— START OF INPUT RECORDS —

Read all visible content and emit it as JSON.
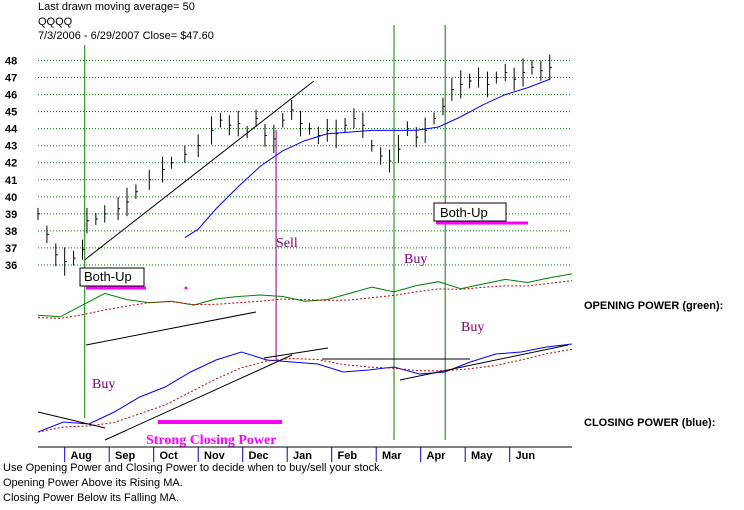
{
  "header": {
    "line1": "Last drawn moving average= 50",
    "line2": "QQQQ",
    "line3": "7/3/2006 - 6/29/2007     Close= $47.60"
  },
  "panel_labels": {
    "opening": "OPENING POWER (green):",
    "closing": "CLOSING POWER (blue):"
  },
  "notes": [
    "Use Opening Power and Closing Power to decide when to buy/sell your stock.",
    "Opening Power Above its Rising MA.",
    "Closing Power Below its Falling MA."
  ],
  "colors": {
    "price": "#000000",
    "ma": "#0000ff",
    "opening_power": "#008000",
    "closing_power": "#0000ff",
    "power_ma": "#c00000",
    "signal_lines": "#008000",
    "sell_line": "#800080",
    "annotation_purple": "#800080",
    "annotation_magenta": "#ff00ff",
    "grid": "#008000"
  },
  "chart_data": [
    {
      "type": "line",
      "title": "QQQQ",
      "panel": "price",
      "y_ticks": [
        36,
        37,
        38,
        39,
        40,
        41,
        42,
        43,
        44,
        45,
        46,
        47,
        48
      ],
      "ylim": [
        35,
        48.5
      ],
      "x_tick_labels": [
        "Aug",
        "Sep",
        "Oct",
        "Nov",
        "Dec",
        "Jan",
        "Feb",
        "Mar",
        "Apr",
        "May",
        "Jun"
      ],
      "x_month_index": [
        1,
        2,
        3,
        4,
        5,
        6,
        7,
        8,
        9,
        10,
        11
      ],
      "xlim": [
        0,
        12
      ],
      "grid": true,
      "close_points": [
        [
          0.0,
          39.0
        ],
        [
          0.2,
          37.8
        ],
        [
          0.4,
          36.6
        ],
        [
          0.6,
          36.2
        ],
        [
          0.8,
          36.4
        ],
        [
          1.0,
          36.9
        ],
        [
          1.1,
          38.6
        ],
        [
          1.3,
          38.7
        ],
        [
          1.5,
          39.0
        ],
        [
          1.8,
          39.3
        ],
        [
          2.0,
          39.7
        ],
        [
          2.2,
          40.3
        ],
        [
          2.5,
          41.0
        ],
        [
          2.8,
          41.6
        ],
        [
          3.0,
          42.0
        ],
        [
          3.3,
          42.5
        ],
        [
          3.6,
          43.0
        ],
        [
          3.9,
          43.9
        ],
        [
          4.1,
          44.5
        ],
        [
          4.3,
          44.2
        ],
        [
          4.5,
          44.3
        ],
        [
          4.7,
          43.8
        ],
        [
          4.9,
          44.6
        ],
        [
          5.1,
          43.6
        ],
        [
          5.3,
          43.4
        ],
        [
          5.5,
          44.5
        ],
        [
          5.7,
          45.1
        ],
        [
          5.9,
          44.3
        ],
        [
          6.1,
          44.0
        ],
        [
          6.3,
          43.6
        ],
        [
          6.5,
          43.9
        ],
        [
          6.7,
          43.7
        ],
        [
          6.9,
          44.2
        ],
        [
          7.1,
          44.6
        ],
        [
          7.3,
          44.2
        ],
        [
          7.5,
          43.0
        ],
        [
          7.7,
          42.4
        ],
        [
          7.9,
          42.1
        ],
        [
          8.1,
          42.8
        ],
        [
          8.3,
          44.0
        ],
        [
          8.5,
          43.5
        ],
        [
          8.7,
          43.9
        ],
        [
          8.9,
          44.6
        ],
        [
          9.1,
          45.3
        ],
        [
          9.3,
          46.3
        ],
        [
          9.5,
          46.6
        ],
        [
          9.7,
          46.8
        ],
        [
          9.9,
          47.0
        ],
        [
          10.1,
          46.6
        ],
        [
          10.3,
          47.0
        ],
        [
          10.5,
          47.3
        ],
        [
          10.7,
          46.9
        ],
        [
          10.9,
          47.3
        ],
        [
          11.1,
          47.6
        ],
        [
          11.3,
          47.4
        ],
        [
          11.5,
          47.6
        ]
      ],
      "ma_label": "Last drawn moving average= 50",
      "ma_points": [
        [
          3.3,
          37.6
        ],
        [
          3.6,
          38.1
        ],
        [
          4.0,
          39.3
        ],
        [
          4.5,
          40.6
        ],
        [
          5.0,
          41.8
        ],
        [
          5.5,
          42.7
        ],
        [
          6.0,
          43.3
        ],
        [
          6.5,
          43.7
        ],
        [
          7.0,
          43.8
        ],
        [
          7.5,
          43.9
        ],
        [
          8.0,
          43.9
        ],
        [
          8.5,
          43.9
        ],
        [
          9.0,
          44.1
        ],
        [
          9.5,
          44.7
        ],
        [
          10.0,
          45.4
        ],
        [
          10.5,
          46.0
        ],
        [
          11.0,
          46.4
        ],
        [
          11.5,
          46.9
        ]
      ],
      "annotations": [
        "Both-Up",
        "Both-Up",
        "Sell",
        "Buy"
      ]
    },
    {
      "type": "line",
      "panel": "opening_power",
      "series": [
        {
          "name": "OPENING POWER (green)",
          "values": [
            0.42,
            0.4,
            0.55,
            0.7,
            0.62,
            0.58,
            0.6,
            0.55,
            0.63,
            0.66,
            0.68,
            0.66,
            0.6,
            0.62,
            0.7,
            0.78,
            0.72,
            0.8,
            0.85,
            0.76,
            0.82,
            0.88,
            0.84,
            0.9,
            0.95
          ]
        }
      ],
      "annotations": [
        "Buy"
      ]
    },
    {
      "type": "line",
      "panel": "closing_power",
      "series": [
        {
          "name": "CLOSING POWER (blue)",
          "values": [
            0.1,
            0.2,
            0.18,
            0.3,
            0.45,
            0.55,
            0.7,
            0.82,
            0.9,
            0.82,
            0.8,
            0.78,
            0.7,
            0.72,
            0.75,
            0.68,
            0.7,
            0.8,
            0.88,
            0.9,
            0.95,
            0.98
          ]
        }
      ],
      "annotations": [
        "Buy",
        "Strong Closing Power"
      ]
    }
  ]
}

— END OF INPUT RECORDS —

**WHAT TO PRODUCE**
Read the entries and select each line where the word "name" is found.

**TASK SOLUTION**
          "name": "OPENING POWER (green)",
          "name": "CLOSING POWER (blue)",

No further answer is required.